> OBJECTIVE: Output each entry verbatim and exclude every picture from it.

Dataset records
** START **

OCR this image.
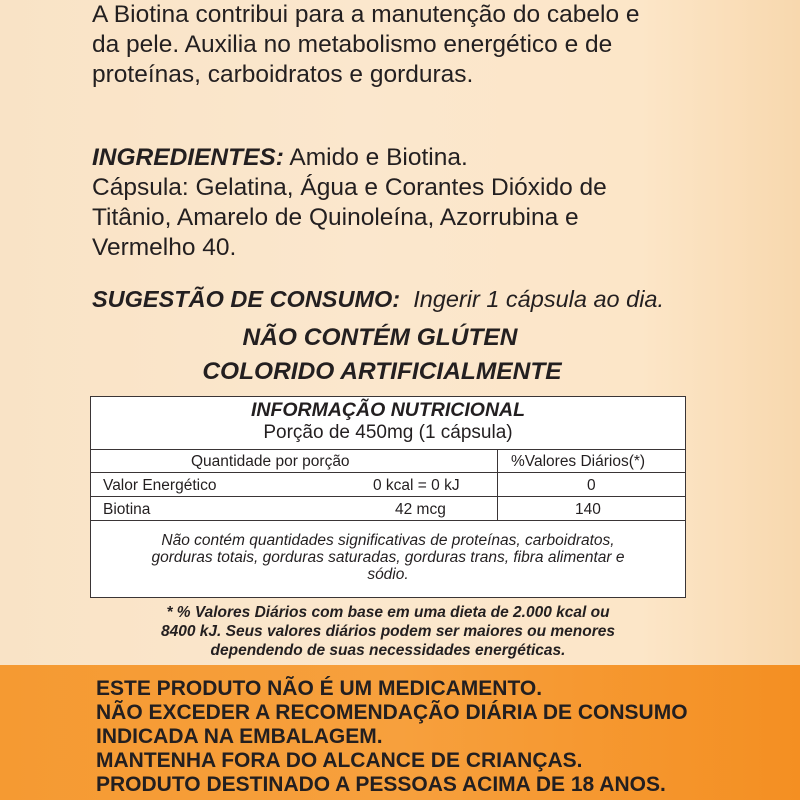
A Biotina contribui para a manutenção do cabelo e
da pele. Auxilia no metabolismo energético e de
proteínas, carboidratos e gorduras.
INGREDIENTES: Amido e Biotina.
Cápsula: Gelatina, Água e Corantes Dióxido de
Titânio, Amarelo de Quinoleína, Azorrubina e
Vermelho 40.
SUGESTÃO DE CONSUMO:  Ingerir 1 cápsula ao dia.
NÃO CONTÉM GLÚTEN
COLORIDO ARTIFICIALMENTE
INFORMAÇÃO NUTRICIONAL
Porção de 450mg (1 cápsula)
Quantidade por porção	%Valores Diários(*)
Valor Energético	0 kcal = 0 kJ	0
Biotina	42 mcg	140
Não contém quantidades significativas de proteínas, carboidratos,
gorduras totais, gorduras saturadas, gorduras trans, fibra alimentar e
sódio.
* % Valores Diários com base em uma dieta de 2.000 kcal ou
8400 kJ. Seus valores diários podem ser maiores ou menores
dependendo de suas necessidades energéticas.
ESTE PRODUTO NÃO É UM MEDICAMENTO.
NÃO EXCEDER A RECOMENDAÇÃO DIÁRIA DE CONSUMO
INDICADA NA EMBALAGEM.
MANTENHA FORA DO ALCANCE DE CRIANÇAS.
PRODUTO DESTINADO A PESSOAS ACIMA DE 18 ANOS.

** END **

> TASK RESPONSE:
OCR this image.
A Biotina contribui para a manutenção do cabelo e
da pele. Auxilia no metabolismo energético e de
proteínas, carboidratos e gorduras.
INGREDIENTES: Amido e Biotina.
Cápsula: Gelatina, Água e Corantes Dióxido de
Titânio, Amarelo de Quinoleína, Azorrubina e
Vermelho 40.
SUGESTÃO DE CONSUMO:  Ingerir 1 cápsula ao dia.
NÃO CONTÉM GLÚTEN
COLORIDO ARTIFICIALMENTE
INFORMAÇÃO NUTRICIONAL
Porção de 450mg (1 cápsula)
Quantidade por porção	%Valores Diários(*)
Valor Energético	0 kcal = 0 kJ	0
Biotina	42 mcg	140
Não contém quantidades significativas de proteínas, carboidratos,
gorduras totais, gorduras saturadas, gorduras trans, fibra alimentar e
sódio.
* % Valores Diários com base em uma dieta de 2.000 kcal ou
8400 kJ. Seus valores diários podem ser maiores ou menores
dependendo de suas necessidades energéticas.
ESTE PRODUTO NÃO É UM MEDICAMENTO.
NÃO EXCEDER A RECOMENDAÇÃO DIÁRIA DE CONSUMO
INDICADA NA EMBALAGEM.
MANTENHA FORA DO ALCANCE DE CRIANÇAS.
PRODUTO DESTINADO A PESSOAS ACIMA DE 18 ANOS.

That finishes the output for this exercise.